* **INSTRUCTIONS TO FOLLOW**:
Write out every line below that includes the word "name".

* **INFORMATION SUPPLIED**:
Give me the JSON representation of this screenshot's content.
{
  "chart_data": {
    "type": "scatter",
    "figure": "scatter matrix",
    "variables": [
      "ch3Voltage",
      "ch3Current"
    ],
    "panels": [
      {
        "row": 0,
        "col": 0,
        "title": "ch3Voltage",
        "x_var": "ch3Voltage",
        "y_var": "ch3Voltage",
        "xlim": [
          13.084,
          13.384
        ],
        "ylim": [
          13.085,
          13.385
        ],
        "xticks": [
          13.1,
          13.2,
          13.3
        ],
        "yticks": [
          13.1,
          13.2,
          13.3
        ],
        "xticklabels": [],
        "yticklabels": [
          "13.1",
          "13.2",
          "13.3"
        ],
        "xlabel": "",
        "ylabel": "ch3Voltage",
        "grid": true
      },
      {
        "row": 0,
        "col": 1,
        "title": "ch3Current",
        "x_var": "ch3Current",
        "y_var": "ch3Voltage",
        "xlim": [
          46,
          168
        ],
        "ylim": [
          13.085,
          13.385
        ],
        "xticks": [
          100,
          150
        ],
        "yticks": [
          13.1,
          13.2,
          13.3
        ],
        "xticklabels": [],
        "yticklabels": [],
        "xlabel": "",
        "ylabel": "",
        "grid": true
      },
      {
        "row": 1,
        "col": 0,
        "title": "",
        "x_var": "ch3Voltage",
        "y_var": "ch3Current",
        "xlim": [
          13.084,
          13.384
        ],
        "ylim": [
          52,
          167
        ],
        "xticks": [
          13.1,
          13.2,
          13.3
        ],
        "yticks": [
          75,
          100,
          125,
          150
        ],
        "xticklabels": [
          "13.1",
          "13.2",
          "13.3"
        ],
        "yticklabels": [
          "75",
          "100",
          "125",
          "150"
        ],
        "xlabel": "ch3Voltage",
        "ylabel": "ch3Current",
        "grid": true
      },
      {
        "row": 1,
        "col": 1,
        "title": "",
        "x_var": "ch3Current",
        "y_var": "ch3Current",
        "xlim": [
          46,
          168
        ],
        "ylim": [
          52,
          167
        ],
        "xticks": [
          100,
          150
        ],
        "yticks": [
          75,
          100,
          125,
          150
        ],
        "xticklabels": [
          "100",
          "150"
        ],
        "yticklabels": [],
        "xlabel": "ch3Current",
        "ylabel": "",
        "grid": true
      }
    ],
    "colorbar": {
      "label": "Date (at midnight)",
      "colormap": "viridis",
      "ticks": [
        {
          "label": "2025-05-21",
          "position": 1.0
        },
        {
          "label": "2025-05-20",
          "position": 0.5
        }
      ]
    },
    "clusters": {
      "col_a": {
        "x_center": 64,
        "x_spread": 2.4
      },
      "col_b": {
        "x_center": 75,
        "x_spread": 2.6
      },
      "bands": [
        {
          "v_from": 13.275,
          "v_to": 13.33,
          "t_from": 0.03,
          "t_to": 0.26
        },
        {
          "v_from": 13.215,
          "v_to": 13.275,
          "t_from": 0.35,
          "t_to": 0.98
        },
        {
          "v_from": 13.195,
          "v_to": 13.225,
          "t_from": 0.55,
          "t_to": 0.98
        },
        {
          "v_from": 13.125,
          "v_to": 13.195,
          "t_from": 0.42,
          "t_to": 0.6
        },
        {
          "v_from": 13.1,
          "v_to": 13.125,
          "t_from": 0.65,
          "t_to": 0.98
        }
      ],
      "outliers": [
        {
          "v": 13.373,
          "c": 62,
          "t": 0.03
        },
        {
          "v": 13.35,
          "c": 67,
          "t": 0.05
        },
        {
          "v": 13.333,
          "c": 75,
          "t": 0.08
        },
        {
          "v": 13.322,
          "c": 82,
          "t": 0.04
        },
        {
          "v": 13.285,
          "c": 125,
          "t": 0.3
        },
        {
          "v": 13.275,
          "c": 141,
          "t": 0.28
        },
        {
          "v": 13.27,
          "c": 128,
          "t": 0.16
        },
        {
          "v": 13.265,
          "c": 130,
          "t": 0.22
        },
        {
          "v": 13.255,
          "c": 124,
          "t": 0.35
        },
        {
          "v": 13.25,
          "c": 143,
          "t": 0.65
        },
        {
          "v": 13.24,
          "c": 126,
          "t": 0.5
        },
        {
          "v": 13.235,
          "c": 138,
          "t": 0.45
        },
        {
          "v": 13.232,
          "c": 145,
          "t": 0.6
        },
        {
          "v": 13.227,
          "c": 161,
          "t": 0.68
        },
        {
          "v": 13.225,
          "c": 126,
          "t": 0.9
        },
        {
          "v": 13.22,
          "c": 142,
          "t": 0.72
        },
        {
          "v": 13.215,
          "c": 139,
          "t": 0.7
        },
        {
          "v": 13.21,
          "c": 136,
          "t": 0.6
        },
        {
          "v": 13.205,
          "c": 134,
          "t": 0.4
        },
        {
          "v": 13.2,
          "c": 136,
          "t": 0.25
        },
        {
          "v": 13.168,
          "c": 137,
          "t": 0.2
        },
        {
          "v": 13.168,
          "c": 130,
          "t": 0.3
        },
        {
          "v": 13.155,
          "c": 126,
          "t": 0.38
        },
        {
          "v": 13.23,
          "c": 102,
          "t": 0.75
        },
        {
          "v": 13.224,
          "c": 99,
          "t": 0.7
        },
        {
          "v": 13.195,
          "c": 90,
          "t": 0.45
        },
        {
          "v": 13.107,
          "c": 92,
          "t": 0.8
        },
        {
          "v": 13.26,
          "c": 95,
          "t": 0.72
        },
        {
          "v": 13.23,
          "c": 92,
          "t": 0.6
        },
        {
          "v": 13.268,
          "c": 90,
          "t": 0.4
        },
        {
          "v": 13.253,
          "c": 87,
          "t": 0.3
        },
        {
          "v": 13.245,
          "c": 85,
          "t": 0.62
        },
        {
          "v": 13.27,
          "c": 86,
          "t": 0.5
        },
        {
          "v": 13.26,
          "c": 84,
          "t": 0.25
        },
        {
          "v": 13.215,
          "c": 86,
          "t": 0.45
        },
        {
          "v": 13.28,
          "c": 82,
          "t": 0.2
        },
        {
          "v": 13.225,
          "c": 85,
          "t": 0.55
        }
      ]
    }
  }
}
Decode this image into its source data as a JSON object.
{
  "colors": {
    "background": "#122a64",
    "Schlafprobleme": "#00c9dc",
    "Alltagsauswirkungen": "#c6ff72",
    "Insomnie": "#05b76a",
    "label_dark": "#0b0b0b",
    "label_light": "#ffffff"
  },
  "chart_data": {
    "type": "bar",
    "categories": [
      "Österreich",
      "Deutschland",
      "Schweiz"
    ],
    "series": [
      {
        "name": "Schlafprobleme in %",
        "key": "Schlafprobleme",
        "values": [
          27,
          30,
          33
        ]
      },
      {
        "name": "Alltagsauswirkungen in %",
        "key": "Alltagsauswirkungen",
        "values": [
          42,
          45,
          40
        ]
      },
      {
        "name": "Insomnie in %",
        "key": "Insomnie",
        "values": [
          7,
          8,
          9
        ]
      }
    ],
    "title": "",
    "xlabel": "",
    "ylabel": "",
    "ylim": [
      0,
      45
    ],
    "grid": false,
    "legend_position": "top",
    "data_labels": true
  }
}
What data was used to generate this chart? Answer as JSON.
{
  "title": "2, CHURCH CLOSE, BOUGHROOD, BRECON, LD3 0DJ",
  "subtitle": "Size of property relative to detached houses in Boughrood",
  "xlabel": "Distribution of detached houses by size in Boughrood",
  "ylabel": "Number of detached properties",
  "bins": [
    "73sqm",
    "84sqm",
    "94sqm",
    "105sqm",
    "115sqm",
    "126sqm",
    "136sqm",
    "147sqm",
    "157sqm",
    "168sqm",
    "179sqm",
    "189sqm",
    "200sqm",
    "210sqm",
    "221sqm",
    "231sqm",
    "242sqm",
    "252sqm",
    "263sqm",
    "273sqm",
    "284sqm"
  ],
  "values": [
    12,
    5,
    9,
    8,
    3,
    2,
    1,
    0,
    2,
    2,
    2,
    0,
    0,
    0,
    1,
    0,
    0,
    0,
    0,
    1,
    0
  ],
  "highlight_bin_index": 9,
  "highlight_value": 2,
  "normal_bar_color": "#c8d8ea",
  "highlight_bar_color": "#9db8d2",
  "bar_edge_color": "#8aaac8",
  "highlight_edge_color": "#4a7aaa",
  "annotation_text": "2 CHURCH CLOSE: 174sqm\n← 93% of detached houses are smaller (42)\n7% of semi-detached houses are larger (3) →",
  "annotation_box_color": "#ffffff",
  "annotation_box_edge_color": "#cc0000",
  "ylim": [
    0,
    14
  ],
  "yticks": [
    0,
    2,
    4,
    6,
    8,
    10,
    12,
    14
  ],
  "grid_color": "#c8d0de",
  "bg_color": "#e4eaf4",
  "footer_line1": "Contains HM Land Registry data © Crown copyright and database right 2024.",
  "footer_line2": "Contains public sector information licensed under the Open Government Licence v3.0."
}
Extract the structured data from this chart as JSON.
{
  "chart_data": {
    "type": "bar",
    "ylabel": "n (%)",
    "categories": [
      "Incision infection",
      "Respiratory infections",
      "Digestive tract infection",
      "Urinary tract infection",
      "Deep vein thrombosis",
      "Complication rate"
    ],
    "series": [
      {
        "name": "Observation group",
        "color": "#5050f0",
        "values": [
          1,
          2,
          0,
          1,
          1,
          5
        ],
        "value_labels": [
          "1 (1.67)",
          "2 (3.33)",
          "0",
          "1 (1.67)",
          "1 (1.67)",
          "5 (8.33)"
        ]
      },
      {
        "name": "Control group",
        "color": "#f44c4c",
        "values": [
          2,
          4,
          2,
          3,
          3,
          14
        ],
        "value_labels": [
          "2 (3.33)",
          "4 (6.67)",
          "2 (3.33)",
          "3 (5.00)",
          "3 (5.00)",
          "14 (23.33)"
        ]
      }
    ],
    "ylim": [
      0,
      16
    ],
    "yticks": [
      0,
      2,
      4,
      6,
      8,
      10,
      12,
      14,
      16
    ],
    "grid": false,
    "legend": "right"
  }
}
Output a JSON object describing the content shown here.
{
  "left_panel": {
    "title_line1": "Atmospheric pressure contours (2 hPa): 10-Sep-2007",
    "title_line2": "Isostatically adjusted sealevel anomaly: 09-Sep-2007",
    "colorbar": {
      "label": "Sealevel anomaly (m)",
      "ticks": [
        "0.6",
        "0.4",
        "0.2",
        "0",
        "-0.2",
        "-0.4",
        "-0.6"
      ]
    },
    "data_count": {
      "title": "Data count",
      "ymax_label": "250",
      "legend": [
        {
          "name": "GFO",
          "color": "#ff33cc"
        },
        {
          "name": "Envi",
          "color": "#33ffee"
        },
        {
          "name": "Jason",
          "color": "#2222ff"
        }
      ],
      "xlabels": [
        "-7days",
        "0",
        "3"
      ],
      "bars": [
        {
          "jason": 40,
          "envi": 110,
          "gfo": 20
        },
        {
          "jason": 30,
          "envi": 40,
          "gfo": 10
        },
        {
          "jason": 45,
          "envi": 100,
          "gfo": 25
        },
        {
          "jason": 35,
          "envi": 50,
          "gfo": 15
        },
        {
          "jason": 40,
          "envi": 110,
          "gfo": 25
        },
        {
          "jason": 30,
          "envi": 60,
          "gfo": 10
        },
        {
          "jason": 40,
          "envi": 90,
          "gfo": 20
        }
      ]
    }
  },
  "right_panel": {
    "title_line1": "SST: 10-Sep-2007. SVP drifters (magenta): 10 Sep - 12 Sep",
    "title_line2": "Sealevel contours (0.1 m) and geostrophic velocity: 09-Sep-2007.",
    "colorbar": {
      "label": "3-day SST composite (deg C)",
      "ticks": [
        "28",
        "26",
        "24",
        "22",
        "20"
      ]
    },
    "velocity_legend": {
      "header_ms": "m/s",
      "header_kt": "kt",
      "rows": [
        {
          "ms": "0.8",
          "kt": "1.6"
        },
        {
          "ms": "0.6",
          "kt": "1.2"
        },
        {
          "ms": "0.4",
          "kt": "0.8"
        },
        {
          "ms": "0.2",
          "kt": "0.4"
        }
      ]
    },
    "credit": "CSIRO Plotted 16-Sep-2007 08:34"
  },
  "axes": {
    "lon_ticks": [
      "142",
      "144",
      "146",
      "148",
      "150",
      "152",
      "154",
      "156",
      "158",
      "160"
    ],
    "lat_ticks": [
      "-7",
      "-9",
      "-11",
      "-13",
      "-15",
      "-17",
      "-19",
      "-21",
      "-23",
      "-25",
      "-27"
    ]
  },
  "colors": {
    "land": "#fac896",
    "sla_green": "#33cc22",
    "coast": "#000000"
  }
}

* **EXERCISE ANSWER**:
        "name": "Schlafprobleme in %",
        "name": "Alltagsauswirkungen in %",
        "name": "Insomnie in %",
        "name": "Observation group",
        "name": "Control group",
          "name": "GFO",
          "name": "Envi",
          "name": "Jason",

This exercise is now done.